→ **REQUIREMENTS**
Leave out the pictures and copy the remaining records exactly.

Data listing

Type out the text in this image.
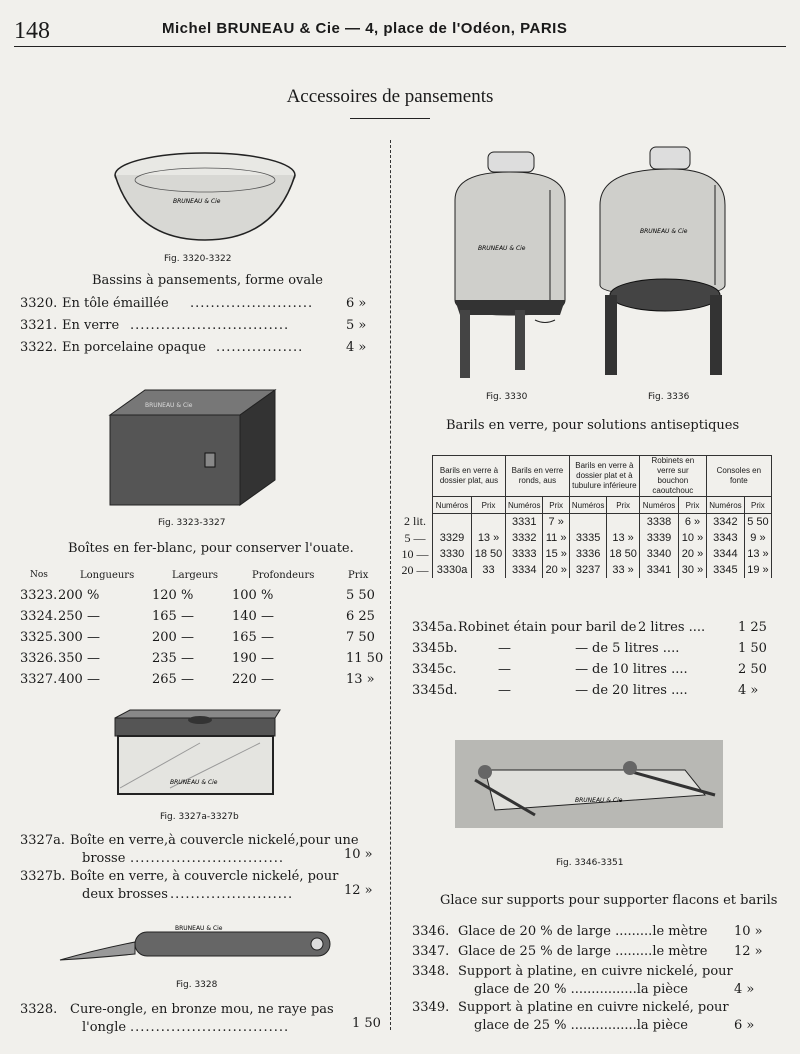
148	Michel BRUNEAU & Cie — 4, place de l'Odéon, PARIS
Accessoires de pansements
BRUNEAU & Cie
Fig. 3320-3322
Bassins à pansements, forme ovale
3320. En tôle émaillée ........................	6 »
3321. En verre ...............................	5 »
3322. En porcelaine opaque .................	4 »
BRUNEAU & Cie
Fig. 3323-3327
Boîtes en fer-blanc, pour conserver l'ouate.
Nos	Longueurs	Largeurs	Profondeurs	Prix
3323. 200 %	120 %	100 %	5 50
3324. 250 —	165 —	140 —	6 25
3325. 300 —	200 —	165 —	7 50
3326. 350 —	235 —	190 —	11 50
3327. 400 —	265 —	220 —	13 »
BRUNEAU & Cie
Fig. 3327a-3327b
3327a. Boîte en verre,à couvercle nickelé,pour une
brosse ..............................	10 »
3327b. Boîte en verre, à couvercle nickelé, pour
deux brosses ........................	12 »
BRUNEAU & Cie
Fig. 3328
3328. Cure-ongle, en bronze mou, ne raye pas
l'ongle ...............................	1 50
BRUNEAU & Cie
BRUNEAU & Cie
Fig. 3330	Fig. 3336
Barils en verre, pour solutions antiseptiques
	Barils en verre à dossier plat, aus		Barils en verre ronds, aus		Barils en verre à dossier plat et à tubulure inférieure		Robinets en verre sur bouchon caoutchouc		Consoles en fonte	
	Numéros	Prix	Numéros	Prix	Numéros	Prix	Numéros	Prix	Numéros	Prix
2 lit.			3331	7 »			3338	6 »	3342	5 50
5 —	3329	13 »	3332	11 »	3335	13 »	3339	10 »	3343	9 »
10 —	3330	18 50	3333	15 »	3336	18 50	3340	20 »	3344	13 »
20 —	3330a	33	3334	20 »	3237	33 »	3341	30 »	3345	19 »
3345a. Robinet étain pour baril de 2 litres ....	1 25
3345b.	— — de 5 litres ....	1 50
3345c.	— — de 10 litres ....	2 50
3345d.	— — de 20 litres ....	4 »
BRUNEAU & Cie
Fig. 3346-3351
Glace sur supports pour supporter flacons et barils
3346. Glace de 20 % de large .........le mètre 10 »
3347. Glace de 25 % de large .........le mètre 12 »
3348. Support à platine, en cuivre nickelé, pour
glace de 20 % ................la pièce	4 »
3349. Support à platine en cuivre nickelé, pour
glace de 25 % ................la pièce	6 »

→ **OUTPUT OF THE TASK**
Type out the text in this image.
148	Michel BRUNEAU & Cie — 4, place de l'Odéon, PARIS
Accessoires de pansements
BRUNEAU & Cie
Fig. 3320-3322
Bassins à pansements, forme ovale
3320. En tôle émaillée ........................	6 »
3321. En verre ...............................	5 »
3322. En porcelaine opaque .................	4 »
BRUNEAU & Cie
Fig. 3323-3327
Boîtes en fer-blanc, pour conserver l'ouate.
Nos	Longueurs	Largeurs	Profondeurs	Prix
3323. 200 %	120 %	100 %	5 50
3324. 250 —	165 —	140 —	6 25
3325. 300 —	200 —	165 —	7 50
3326. 350 —	235 —	190 —	11 50
3327. 400 —	265 —	220 —	13 »
BRUNEAU & Cie
Fig. 3327a-3327b
3327a. Boîte en verre,à couvercle nickelé,pour une
brosse ..............................	10 »
3327b. Boîte en verre, à couvercle nickelé, pour
deux brosses ........................	12 »
BRUNEAU & Cie
Fig. 3328
3328. Cure-ongle, en bronze mou, ne raye pas
l'ongle ...............................	1 50
BRUNEAU & Cie
BRUNEAU & Cie
Fig. 3330	Fig. 3336
Barils en verre, pour solutions antiseptiques
	Barils en verre à dossier plat, aus		Barils en verre ronds, aus		Barils en verre à dossier plat et à tubulure inférieure		Robinets en verre sur bouchon caoutchouc		Consoles en fonte	
	Numéros	Prix	Numéros	Prix	Numéros	Prix	Numéros	Prix	Numéros	Prix
2 lit.			3331	7 »			3338	6 »	3342	5 50
5 —	3329	13 »	3332	11 »	3335	13 »	3339	10 »	3343	9 »
10 —	3330	18 50	3333	15 »	3336	18 50	3340	20 »	3344	13 »
20 —	3330a	33	3334	20 »	3237	33 »	3341	30 »	3345	19 »
3345a. Robinet étain pour baril de 2 litres ....	1 25
3345b.	— — de 5 litres ....	1 50
3345c.	— — de 10 litres ....	2 50
3345d.	— — de 20 litres ....	4 »
BRUNEAU & Cie
Fig. 3346-3351
Glace sur supports pour supporter flacons et barils
3346. Glace de 20 % de large .........le mètre 10 »
3347. Glace de 25 % de large .........le mètre 12 »
3348. Support à platine, en cuivre nickelé, pour
glace de 20 % ................la pièce	4 »
3349. Support à platine en cuivre nickelé, pour
glace de 25 % ................la pièce	6 »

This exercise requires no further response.